[Figure dataset records]
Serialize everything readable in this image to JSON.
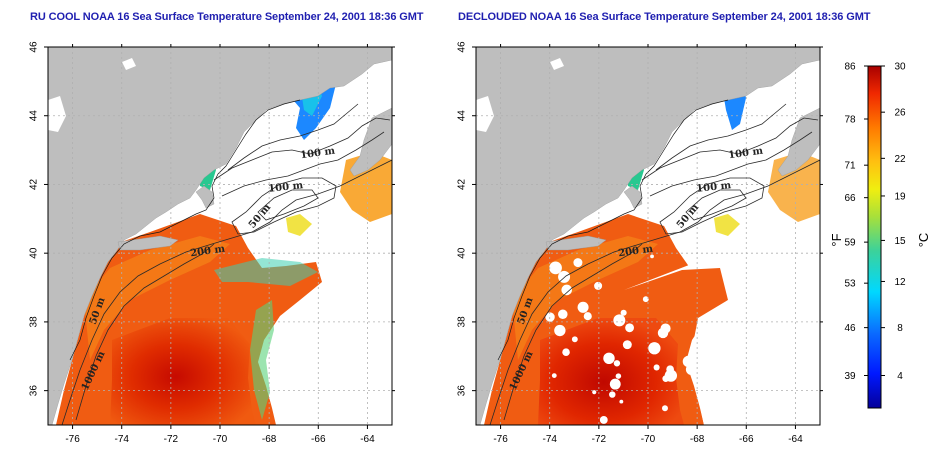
{
  "titles": {
    "left": "RU COOL NOAA 16 Sea Surface Temperature September 24, 2001 18:36 GMT",
    "right": "DECLOUDED NOAA 16 Sea Surface Temperature September 24, 2001 18:36 GMT"
  },
  "map_axes": {
    "lon_ticks": [
      "-76",
      "-74",
      "-72",
      "-70",
      "-68",
      "-66",
      "-64"
    ],
    "lat_ticks": [
      "46",
      "44",
      "42",
      "40",
      "38",
      "36"
    ],
    "lon_range": [
      -77,
      -63
    ],
    "lat_range": [
      35,
      46
    ]
  },
  "isobath_labels": [
    {
      "text": "100 m"
    },
    {
      "text": "100 m"
    },
    {
      "text": "50 m"
    },
    {
      "text": "200 m"
    },
    {
      "text": "50 m"
    },
    {
      "text": "1000 m"
    }
  ],
  "colorbar": {
    "fahrenheit_ticks": [
      "86",
      "78",
      "71",
      "66",
      "59",
      "53",
      "46",
      "39"
    ],
    "celsius_ticks": [
      "30",
      "26",
      "22",
      "19",
      "15",
      "12",
      "8",
      "4"
    ],
    "fahrenheit_unit": "°F",
    "celsius_unit": "°C"
  },
  "colors": {
    "land": "#bebebe",
    "no_data": "#ffffff",
    "title": "#1f1fb0",
    "contour": "#2a2a2a",
    "grid": "#b0b0b0"
  }
}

_OBJECTIVE_
Print each entry shown above with exact wording and no pictures.

_FINISHED ANSWER_
Serialize everything readable in this image to JSON.
{
  "titles": {
    "left": "RU COOL NOAA 16 Sea Surface Temperature September 24, 2001 18:36 GMT",
    "right": "DECLOUDED NOAA 16 Sea Surface Temperature September 24, 2001 18:36 GMT"
  },
  "map_axes": {
    "lon_ticks": [
      "-76",
      "-74",
      "-72",
      "-70",
      "-68",
      "-66",
      "-64"
    ],
    "lat_ticks": [
      "46",
      "44",
      "42",
      "40",
      "38",
      "36"
    ],
    "lon_range": [
      -77,
      -63
    ],
    "lat_range": [
      35,
      46
    ]
  },
  "isobath_labels": [
    {
      "text": "100 m"
    },
    {
      "text": "100 m"
    },
    {
      "text": "50 m"
    },
    {
      "text": "200 m"
    },
    {
      "text": "50 m"
    },
    {
      "text": "1000 m"
    }
  ],
  "colorbar": {
    "fahrenheit_ticks": [
      "86",
      "78",
      "71",
      "66",
      "59",
      "53",
      "46",
      "39"
    ],
    "celsius_ticks": [
      "30",
      "26",
      "22",
      "19",
      "15",
      "12",
      "8",
      "4"
    ],
    "fahrenheit_unit": "°F",
    "celsius_unit": "°C"
  },
  "colors": {
    "land": "#bebebe",
    "no_data": "#ffffff",
    "title": "#1f1fb0",
    "contour": "#2a2a2a",
    "grid": "#b0b0b0"
  }
}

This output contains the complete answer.